SET PROBLEM: Each line below should be retyped exactly, with no pictures.

RAW RECORDS:
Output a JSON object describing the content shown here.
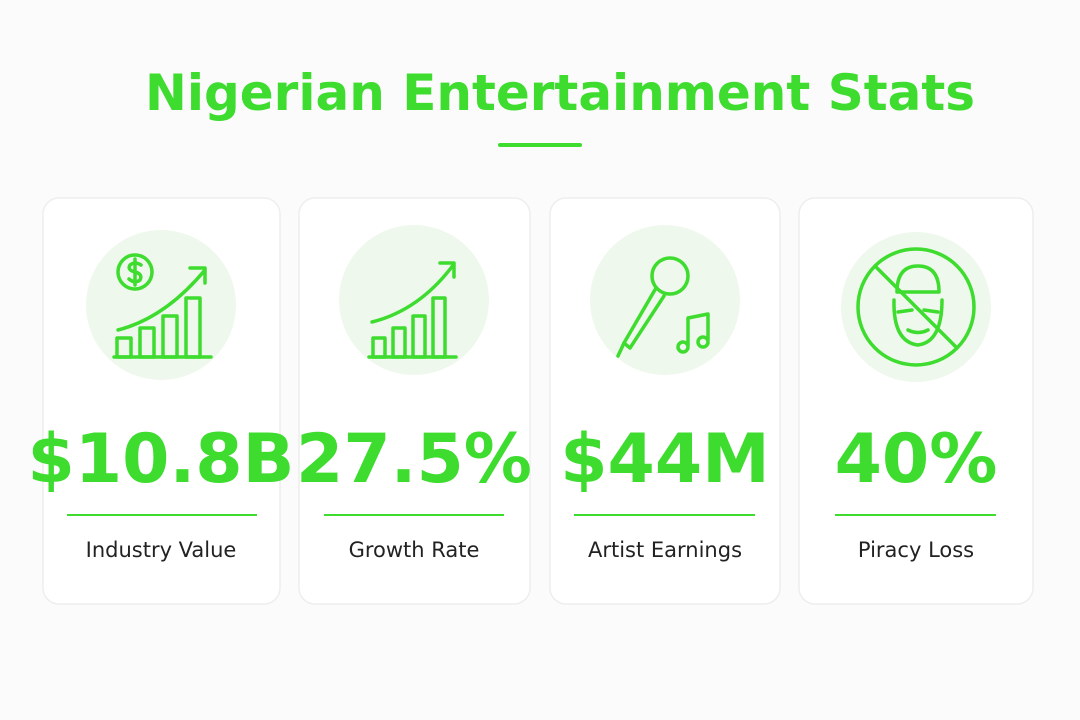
{
  "title": "Nigerian Entertainment Stats",
  "cards": [
    {
      "value": "$10.8B",
      "label": "Industry Value"
    },
    {
      "value": "27.5%",
      "label": "Growth Rate"
    },
    {
      "value": "$44M",
      "label": "Artist Earnings"
    },
    {
      "value": "40%",
      "label": "Piracy Loss"
    }
  ]
}
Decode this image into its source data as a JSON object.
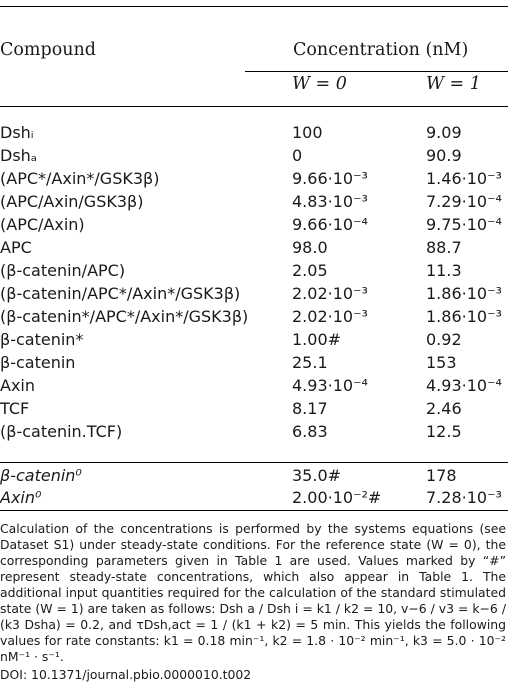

SOLUTION:
Output a JSON object describing the content shown here.
{
  "title": "Nigerian Entertainment Stats",
  "cards": [
    {
      "value": "$10.8B",
      "label": "Industry Value"
    },
    {
      "value": "27.5%",
      "label": "Growth Rate"
    },
    {
      "value": "$44M",
      "label": "Artist Earnings"
    },
    {
      "value": "40%",
      "label": "Piracy Loss"
    }
  ]
}
Decode this image into its source data as a JSON object.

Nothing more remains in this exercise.